Exercise description
Report all lines from the entries below in which "color" appears.

Materials provided

________________________

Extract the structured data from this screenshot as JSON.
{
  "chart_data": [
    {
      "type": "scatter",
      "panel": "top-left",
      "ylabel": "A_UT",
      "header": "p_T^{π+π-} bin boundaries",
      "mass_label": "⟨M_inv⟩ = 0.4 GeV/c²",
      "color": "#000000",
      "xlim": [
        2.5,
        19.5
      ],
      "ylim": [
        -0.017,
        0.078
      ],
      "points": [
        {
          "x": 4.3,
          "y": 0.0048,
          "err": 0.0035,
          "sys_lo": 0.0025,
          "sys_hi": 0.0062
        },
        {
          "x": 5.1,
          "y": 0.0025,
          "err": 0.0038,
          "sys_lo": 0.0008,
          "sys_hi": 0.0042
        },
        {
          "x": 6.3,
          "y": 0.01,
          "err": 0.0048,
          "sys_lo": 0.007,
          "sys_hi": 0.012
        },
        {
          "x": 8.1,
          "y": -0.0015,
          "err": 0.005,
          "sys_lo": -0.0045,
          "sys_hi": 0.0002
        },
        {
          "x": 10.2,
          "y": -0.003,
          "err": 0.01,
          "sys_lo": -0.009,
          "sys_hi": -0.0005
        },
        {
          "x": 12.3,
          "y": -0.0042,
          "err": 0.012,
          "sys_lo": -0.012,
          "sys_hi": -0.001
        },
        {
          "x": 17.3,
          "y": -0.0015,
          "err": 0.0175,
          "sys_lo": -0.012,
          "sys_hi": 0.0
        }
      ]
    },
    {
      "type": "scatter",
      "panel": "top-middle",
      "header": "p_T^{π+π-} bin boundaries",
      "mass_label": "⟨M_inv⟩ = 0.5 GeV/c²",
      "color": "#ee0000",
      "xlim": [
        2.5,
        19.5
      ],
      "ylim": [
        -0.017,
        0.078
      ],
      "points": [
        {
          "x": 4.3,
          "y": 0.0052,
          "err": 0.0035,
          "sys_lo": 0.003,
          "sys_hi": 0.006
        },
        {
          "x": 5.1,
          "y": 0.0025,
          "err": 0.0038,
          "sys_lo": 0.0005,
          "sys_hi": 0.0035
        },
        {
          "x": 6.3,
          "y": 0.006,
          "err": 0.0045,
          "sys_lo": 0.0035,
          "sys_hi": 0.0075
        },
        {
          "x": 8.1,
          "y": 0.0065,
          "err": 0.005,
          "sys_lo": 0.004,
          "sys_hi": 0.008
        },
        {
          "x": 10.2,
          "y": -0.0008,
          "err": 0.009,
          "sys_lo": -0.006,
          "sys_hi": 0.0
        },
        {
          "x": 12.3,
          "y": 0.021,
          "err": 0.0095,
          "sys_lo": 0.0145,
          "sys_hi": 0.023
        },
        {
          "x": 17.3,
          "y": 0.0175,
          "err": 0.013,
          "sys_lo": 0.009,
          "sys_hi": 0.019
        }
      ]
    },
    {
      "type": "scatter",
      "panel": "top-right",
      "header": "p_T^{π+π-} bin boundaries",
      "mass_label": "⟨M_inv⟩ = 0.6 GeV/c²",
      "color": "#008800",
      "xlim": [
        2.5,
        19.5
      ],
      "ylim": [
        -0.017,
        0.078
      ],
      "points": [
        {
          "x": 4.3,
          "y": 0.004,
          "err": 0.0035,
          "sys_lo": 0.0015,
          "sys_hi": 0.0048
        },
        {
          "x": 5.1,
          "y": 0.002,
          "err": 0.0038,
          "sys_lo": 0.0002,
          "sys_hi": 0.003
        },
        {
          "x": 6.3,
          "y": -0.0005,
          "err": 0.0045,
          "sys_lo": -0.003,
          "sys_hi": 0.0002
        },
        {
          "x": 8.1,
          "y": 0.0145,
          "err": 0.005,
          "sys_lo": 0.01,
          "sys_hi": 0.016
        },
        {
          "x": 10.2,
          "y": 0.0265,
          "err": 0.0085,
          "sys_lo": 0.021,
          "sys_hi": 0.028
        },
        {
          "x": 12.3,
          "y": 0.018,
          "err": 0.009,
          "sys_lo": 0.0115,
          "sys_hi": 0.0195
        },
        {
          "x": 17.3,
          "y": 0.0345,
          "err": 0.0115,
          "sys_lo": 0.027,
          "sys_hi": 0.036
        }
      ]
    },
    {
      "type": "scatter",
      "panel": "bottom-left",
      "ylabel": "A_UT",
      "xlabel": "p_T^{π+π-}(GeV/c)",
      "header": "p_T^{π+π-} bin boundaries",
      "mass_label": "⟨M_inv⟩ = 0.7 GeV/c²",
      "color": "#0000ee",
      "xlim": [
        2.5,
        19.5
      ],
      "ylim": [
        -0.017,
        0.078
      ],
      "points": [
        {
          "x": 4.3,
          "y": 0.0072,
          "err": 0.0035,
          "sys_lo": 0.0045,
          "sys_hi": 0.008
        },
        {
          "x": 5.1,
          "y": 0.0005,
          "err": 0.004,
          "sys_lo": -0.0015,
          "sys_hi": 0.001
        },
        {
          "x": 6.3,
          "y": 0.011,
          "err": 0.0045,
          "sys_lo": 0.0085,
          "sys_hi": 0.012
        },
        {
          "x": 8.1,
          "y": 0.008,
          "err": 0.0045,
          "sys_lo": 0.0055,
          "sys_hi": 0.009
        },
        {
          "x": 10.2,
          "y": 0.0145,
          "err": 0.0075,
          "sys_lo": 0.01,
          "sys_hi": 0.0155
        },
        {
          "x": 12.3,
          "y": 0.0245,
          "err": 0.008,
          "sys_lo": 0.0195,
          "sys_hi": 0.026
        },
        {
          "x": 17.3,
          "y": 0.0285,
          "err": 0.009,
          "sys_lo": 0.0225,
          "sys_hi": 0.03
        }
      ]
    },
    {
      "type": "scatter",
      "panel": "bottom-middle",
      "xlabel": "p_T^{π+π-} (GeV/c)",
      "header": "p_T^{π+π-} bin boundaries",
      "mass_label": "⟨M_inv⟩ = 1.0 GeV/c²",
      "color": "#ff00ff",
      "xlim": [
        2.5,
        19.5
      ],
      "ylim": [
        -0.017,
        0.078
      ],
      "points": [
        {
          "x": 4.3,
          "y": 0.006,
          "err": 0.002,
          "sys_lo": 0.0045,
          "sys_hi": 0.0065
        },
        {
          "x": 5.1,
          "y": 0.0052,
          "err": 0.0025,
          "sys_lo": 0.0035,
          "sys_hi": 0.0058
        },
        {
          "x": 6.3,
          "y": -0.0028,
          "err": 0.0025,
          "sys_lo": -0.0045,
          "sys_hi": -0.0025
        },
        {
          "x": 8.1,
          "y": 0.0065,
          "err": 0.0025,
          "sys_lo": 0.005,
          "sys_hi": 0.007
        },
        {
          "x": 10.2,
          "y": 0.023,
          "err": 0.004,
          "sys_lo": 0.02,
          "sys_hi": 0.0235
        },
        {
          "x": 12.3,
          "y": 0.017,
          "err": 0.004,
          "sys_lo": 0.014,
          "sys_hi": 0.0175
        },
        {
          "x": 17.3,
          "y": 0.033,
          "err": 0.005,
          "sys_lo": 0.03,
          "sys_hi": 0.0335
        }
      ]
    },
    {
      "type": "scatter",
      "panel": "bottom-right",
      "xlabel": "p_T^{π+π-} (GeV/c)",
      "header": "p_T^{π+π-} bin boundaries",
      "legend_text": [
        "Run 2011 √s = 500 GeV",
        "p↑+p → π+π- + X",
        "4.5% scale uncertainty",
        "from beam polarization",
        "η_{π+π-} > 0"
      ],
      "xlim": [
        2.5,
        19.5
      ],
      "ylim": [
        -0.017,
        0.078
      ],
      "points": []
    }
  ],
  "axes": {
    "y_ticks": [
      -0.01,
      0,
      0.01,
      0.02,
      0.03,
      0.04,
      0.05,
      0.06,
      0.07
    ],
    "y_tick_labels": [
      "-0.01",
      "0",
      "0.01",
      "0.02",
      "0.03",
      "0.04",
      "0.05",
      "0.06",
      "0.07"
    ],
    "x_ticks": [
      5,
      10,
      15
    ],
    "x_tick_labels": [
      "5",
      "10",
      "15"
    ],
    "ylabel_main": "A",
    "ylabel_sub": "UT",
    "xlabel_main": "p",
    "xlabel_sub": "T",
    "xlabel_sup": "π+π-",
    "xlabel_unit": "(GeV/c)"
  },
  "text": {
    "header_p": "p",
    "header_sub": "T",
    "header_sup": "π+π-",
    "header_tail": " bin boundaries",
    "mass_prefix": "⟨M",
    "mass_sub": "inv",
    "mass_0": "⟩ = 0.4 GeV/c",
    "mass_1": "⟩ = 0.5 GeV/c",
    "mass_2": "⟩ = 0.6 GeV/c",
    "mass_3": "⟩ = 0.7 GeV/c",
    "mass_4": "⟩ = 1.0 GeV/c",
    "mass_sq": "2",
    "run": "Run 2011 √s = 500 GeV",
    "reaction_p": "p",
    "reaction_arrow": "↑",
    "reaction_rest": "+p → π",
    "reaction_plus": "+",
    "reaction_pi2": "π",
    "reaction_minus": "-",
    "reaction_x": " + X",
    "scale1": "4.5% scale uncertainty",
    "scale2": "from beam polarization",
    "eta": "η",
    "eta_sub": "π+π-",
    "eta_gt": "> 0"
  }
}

________________________

Task solution
      "color": "#000000",
      "color": "#ee0000",
      "color": "#008800",
      "color": "#0000ee",
      "color": "#ff00ff",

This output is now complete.